**Material to process:**
=-=-=-=-=
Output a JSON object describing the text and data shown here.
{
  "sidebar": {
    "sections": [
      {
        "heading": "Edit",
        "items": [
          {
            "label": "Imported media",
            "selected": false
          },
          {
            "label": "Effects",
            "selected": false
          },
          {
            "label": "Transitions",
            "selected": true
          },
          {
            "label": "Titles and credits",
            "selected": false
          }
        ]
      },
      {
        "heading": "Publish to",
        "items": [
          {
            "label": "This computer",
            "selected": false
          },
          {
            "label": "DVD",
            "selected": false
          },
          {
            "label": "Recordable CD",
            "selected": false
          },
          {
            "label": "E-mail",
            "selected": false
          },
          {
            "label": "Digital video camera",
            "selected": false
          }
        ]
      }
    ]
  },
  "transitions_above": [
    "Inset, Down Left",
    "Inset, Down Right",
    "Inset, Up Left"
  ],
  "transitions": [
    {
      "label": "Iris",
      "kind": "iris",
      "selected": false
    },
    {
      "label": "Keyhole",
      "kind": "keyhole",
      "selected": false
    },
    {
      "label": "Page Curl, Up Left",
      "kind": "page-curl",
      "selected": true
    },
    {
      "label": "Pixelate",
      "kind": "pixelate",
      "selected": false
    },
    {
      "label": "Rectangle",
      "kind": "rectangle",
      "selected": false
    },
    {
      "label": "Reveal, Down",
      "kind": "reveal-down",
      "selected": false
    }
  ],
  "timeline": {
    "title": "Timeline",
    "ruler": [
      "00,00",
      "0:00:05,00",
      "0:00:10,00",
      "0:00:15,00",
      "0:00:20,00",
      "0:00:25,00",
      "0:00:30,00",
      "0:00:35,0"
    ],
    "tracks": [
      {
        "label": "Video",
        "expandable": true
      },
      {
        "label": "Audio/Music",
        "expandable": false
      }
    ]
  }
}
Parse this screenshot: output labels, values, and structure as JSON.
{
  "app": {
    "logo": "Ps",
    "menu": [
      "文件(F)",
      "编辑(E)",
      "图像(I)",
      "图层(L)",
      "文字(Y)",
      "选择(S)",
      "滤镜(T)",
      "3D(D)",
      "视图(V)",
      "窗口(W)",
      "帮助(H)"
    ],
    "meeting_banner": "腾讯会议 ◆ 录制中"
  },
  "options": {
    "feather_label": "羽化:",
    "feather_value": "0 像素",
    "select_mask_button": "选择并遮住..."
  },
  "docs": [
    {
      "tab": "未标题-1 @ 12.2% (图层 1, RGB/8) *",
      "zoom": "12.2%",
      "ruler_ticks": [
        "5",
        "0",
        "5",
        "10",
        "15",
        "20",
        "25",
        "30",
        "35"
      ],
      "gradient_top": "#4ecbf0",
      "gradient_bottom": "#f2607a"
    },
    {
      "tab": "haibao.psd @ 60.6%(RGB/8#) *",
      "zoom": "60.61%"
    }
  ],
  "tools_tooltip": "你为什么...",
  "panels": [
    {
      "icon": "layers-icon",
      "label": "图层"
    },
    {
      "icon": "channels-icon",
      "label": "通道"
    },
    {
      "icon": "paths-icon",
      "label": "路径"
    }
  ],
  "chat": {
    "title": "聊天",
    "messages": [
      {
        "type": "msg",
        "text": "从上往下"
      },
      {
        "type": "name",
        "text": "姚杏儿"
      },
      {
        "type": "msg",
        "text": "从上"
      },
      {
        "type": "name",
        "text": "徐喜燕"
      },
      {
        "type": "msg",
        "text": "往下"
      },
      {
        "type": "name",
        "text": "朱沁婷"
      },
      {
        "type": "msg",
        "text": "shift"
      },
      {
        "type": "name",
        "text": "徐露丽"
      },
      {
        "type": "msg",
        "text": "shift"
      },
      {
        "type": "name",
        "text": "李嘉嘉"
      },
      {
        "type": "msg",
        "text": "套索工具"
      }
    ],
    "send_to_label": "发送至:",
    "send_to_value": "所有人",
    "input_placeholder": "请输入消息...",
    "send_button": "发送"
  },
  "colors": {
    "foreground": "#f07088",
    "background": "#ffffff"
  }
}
=-=-=-=-=
**To be done:**
Please reproduce every line of the material word for word.

**Written response:**
Output a JSON object describing the text and data shown here.
{
  "sidebar": {
    "sections": [
      {
        "heading": "Edit",
        "items": [
          {
            "label": "Imported media",
            "selected": false
          },
          {
            "label": "Effects",
            "selected": false
          },
          {
            "label": "Transitions",
            "selected": true
          },
          {
            "label": "Titles and credits",
            "selected": false
          }
        ]
      },
      {
        "heading": "Publish to",
        "items": [
          {
            "label": "This computer",
            "selected": false
          },
          {
            "label": "DVD",
            "selected": false
          },
          {
            "label": "Recordable CD",
            "selected": false
          },
          {
            "label": "E-mail",
            "selected": false
          },
          {
            "label": "Digital video camera",
            "selected": false
          }
        ]
      }
    ]
  },
  "transitions_above": [
    "Inset, Down Left",
    "Inset, Down Right",
    "Inset, Up Left"
  ],
  "transitions": [
    {
      "label": "Iris",
      "kind": "iris",
      "selected": false
    },
    {
      "label": "Keyhole",
      "kind": "keyhole",
      "selected": false
    },
    {
      "label": "Page Curl, Up Left",
      "kind": "page-curl",
      "selected": true
    },
    {
      "label": "Pixelate",
      "kind": "pixelate",
      "selected": false
    },
    {
      "label": "Rectangle",
      "kind": "rectangle",
      "selected": false
    },
    {
      "label": "Reveal, Down",
      "kind": "reveal-down",
      "selected": false
    }
  ],
  "timeline": {
    "title": "Timeline",
    "ruler": [
      "00,00",
      "0:00:05,00",
      "0:00:10,00",
      "0:00:15,00",
      "0:00:20,00",
      "0:00:25,00",
      "0:00:30,00",
      "0:00:35,0"
    ],
    "tracks": [
      {
        "label": "Video",
        "expandable": true
      },
      {
        "label": "Audio/Music",
        "expandable": false
      }
    ]
  }
}
Parse this screenshot: output labels, values, and structure as JSON.
{
  "app": {
    "logo": "Ps",
    "menu": [
      "文件(F)",
      "编辑(E)",
      "图像(I)",
      "图层(L)",
      "文字(Y)",
      "选择(S)",
      "滤镜(T)",
      "3D(D)",
      "视图(V)",
      "窗口(W)",
      "帮助(H)"
    ],
    "meeting_banner": "腾讯会议 ◆ 录制中"
  },
  "options": {
    "feather_label": "羽化:",
    "feather_value": "0 像素",
    "select_mask_button": "选择并遮住..."
  },
  "docs": [
    {
      "tab": "未标题-1 @ 12.2% (图层 1, RGB/8) *",
      "zoom": "12.2%",
      "ruler_ticks": [
        "5",
        "0",
        "5",
        "10",
        "15",
        "20",
        "25",
        "30",
        "35"
      ],
      "gradient_top": "#4ecbf0",
      "gradient_bottom": "#f2607a"
    },
    {
      "tab": "haibao.psd @ 60.6%(RGB/8#) *",
      "zoom": "60.61%"
    }
  ],
  "tools_tooltip": "你为什么...",
  "panels": [
    {
      "icon": "layers-icon",
      "label": "图层"
    },
    {
      "icon": "channels-icon",
      "label": "通道"
    },
    {
      "icon": "paths-icon",
      "label": "路径"
    }
  ],
  "chat": {
    "title": "聊天",
    "messages": [
      {
        "type": "msg",
        "text": "从上往下"
      },
      {
        "type": "name",
        "text": "姚杏儿"
      },
      {
        "type": "msg",
        "text": "从上"
      },
      {
        "type": "name",
        "text": "徐喜燕"
      },
      {
        "type": "msg",
        "text": "往下"
      },
      {
        "type": "name",
        "text": "朱沁婷"
      },
      {
        "type": "msg",
        "text": "shift"
      },
      {
        "type": "name",
        "text": "徐露丽"
      },
      {
        "type": "msg",
        "text": "shift"
      },
      {
        "type": "name",
        "text": "李嘉嘉"
      },
      {
        "type": "msg",
        "text": "套索工具"
      }
    ],
    "send_to_label": "发送至:",
    "send_to_value": "所有人",
    "input_placeholder": "请输入消息...",
    "send_button": "发送"
  },
  "colors": {
    "foreground": "#f07088",
    "background": "#ffffff"
  }
}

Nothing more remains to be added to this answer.